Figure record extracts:
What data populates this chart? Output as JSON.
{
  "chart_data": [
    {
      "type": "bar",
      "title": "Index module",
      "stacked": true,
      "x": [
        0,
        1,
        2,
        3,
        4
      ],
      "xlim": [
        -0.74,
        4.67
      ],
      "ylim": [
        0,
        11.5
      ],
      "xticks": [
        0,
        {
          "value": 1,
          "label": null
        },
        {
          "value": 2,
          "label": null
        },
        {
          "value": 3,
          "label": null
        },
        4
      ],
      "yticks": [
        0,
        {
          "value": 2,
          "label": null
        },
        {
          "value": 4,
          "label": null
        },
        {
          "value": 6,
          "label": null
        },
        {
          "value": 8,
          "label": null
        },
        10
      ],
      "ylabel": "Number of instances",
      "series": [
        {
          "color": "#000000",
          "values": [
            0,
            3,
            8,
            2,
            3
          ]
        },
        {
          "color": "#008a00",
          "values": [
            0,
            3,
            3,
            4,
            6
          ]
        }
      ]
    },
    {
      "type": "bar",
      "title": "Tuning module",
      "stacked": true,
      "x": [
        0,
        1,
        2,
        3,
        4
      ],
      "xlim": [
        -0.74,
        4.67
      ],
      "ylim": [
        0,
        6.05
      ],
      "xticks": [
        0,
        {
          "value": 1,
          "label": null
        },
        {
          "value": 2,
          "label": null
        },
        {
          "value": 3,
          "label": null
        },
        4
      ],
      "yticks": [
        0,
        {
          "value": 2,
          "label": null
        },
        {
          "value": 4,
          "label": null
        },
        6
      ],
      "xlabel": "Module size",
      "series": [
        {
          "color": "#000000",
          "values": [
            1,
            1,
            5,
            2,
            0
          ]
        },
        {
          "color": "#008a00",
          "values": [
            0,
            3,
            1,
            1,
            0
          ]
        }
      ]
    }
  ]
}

### [CHALLENGE]
Transcribe each entry exactly.

### [SOLUTION]
What data populates this chart? Output as JSON.
{
  "chart_data": [
    {
      "type": "bar",
      "title": "Index module",
      "stacked": true,
      "x": [
        0,
        1,
        2,
        3,
        4
      ],
      "xlim": [
        -0.74,
        4.67
      ],
      "ylim": [
        0,
        11.5
      ],
      "xticks": [
        0,
        {
          "value": 1,
          "label": null
        },
        {
          "value": 2,
          "label": null
        },
        {
          "value": 3,
          "label": null
        },
        4
      ],
      "yticks": [
        0,
        {
          "value": 2,
          "label": null
        },
        {
          "value": 4,
          "label": null
        },
        {
          "value": 6,
          "label": null
        },
        {
          "value": 8,
          "label": null
        },
        10
      ],
      "ylabel": "Number of instances",
      "series": [
        {
          "color": "#000000",
          "values": [
            0,
            3,
            8,
            2,
            3
          ]
        },
        {
          "color": "#008a00",
          "values": [
            0,
            3,
            3,
            4,
            6
          ]
        }
      ]
    },
    {
      "type": "bar",
      "title": "Tuning module",
      "stacked": true,
      "x": [
        0,
        1,
        2,
        3,
        4
      ],
      "xlim": [
        -0.74,
        4.67
      ],
      "ylim": [
        0,
        6.05
      ],
      "xticks": [
        0,
        {
          "value": 1,
          "label": null
        },
        {
          "value": 2,
          "label": null
        },
        {
          "value": 3,
          "label": null
        },
        4
      ],
      "yticks": [
        0,
        {
          "value": 2,
          "label": null
        },
        {
          "value": 4,
          "label": null
        },
        6
      ],
      "xlabel": "Module size",
      "series": [
        {
          "color": "#000000",
          "values": [
            1,
            1,
            5,
            2,
            0
          ]
        },
        {
          "color": "#008a00",
          "values": [
            0,
            3,
            1,
            1,
            0
          ]
        }
      ]
    }
  ]
}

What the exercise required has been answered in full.